Each of the entries should be retyped precisely as it appears.

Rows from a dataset
——————————

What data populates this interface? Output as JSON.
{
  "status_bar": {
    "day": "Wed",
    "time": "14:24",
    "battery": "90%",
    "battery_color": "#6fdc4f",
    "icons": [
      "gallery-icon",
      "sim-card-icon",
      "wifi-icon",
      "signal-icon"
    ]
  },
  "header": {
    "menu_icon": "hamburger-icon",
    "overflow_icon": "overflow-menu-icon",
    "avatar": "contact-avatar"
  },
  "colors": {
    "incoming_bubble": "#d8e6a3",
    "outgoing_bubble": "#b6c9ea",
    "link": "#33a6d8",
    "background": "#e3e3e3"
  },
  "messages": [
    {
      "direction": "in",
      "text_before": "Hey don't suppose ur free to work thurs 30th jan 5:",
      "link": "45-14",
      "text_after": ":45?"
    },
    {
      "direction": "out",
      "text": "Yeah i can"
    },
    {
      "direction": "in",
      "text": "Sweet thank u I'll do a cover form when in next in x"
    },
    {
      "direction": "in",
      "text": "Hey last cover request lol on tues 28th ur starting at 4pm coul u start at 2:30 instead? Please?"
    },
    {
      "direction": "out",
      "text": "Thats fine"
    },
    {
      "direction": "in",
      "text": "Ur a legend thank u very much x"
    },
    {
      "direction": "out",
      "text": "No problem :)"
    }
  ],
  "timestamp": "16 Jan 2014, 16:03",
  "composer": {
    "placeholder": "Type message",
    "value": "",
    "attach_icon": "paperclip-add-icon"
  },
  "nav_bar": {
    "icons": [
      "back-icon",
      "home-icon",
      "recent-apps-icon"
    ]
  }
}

——————————

> Exercise solution
What data populates this interface? Output as JSON.
{
  "status_bar": {
    "day": "Wed",
    "time": "14:24",
    "battery": "90%",
    "battery_color": "#6fdc4f",
    "icons": [
      "gallery-icon",
      "sim-card-icon",
      "wifi-icon",
      "signal-icon"
    ]
  },
  "header": {
    "menu_icon": "hamburger-icon",
    "overflow_icon": "overflow-menu-icon",
    "avatar": "contact-avatar"
  },
  "colors": {
    "incoming_bubble": "#d8e6a3",
    "outgoing_bubble": "#b6c9ea",
    "link": "#33a6d8",
    "background": "#e3e3e3"
  },
  "messages": [
    {
      "direction": "in",
      "text_before": "Hey don't suppose ur free to work thurs 30th jan 5:",
      "link": "45-14",
      "text_after": ":45?"
    },
    {
      "direction": "out",
      "text": "Yeah i can"
    },
    {
      "direction": "in",
      "text": "Sweet thank u I'll do a cover form when in next in x"
    },
    {
      "direction": "in",
      "text": "Hey last cover request lol on tues 28th ur starting at 4pm coul u start at 2:30 instead? Please?"
    },
    {
      "direction": "out",
      "text": "Thats fine"
    },
    {
      "direction": "in",
      "text": "Ur a legend thank u very much x"
    },
    {
      "direction": "out",
      "text": "No problem :)"
    }
  ],
  "timestamp": "16 Jan 2014, 16:03",
  "composer": {
    "placeholder": "Type message",
    "value": "",
    "attach_icon": "paperclip-add-icon"
  },
  "nav_bar": {
    "icons": [
      "back-icon",
      "home-icon",
      "recent-apps-icon"
    ]
  }
}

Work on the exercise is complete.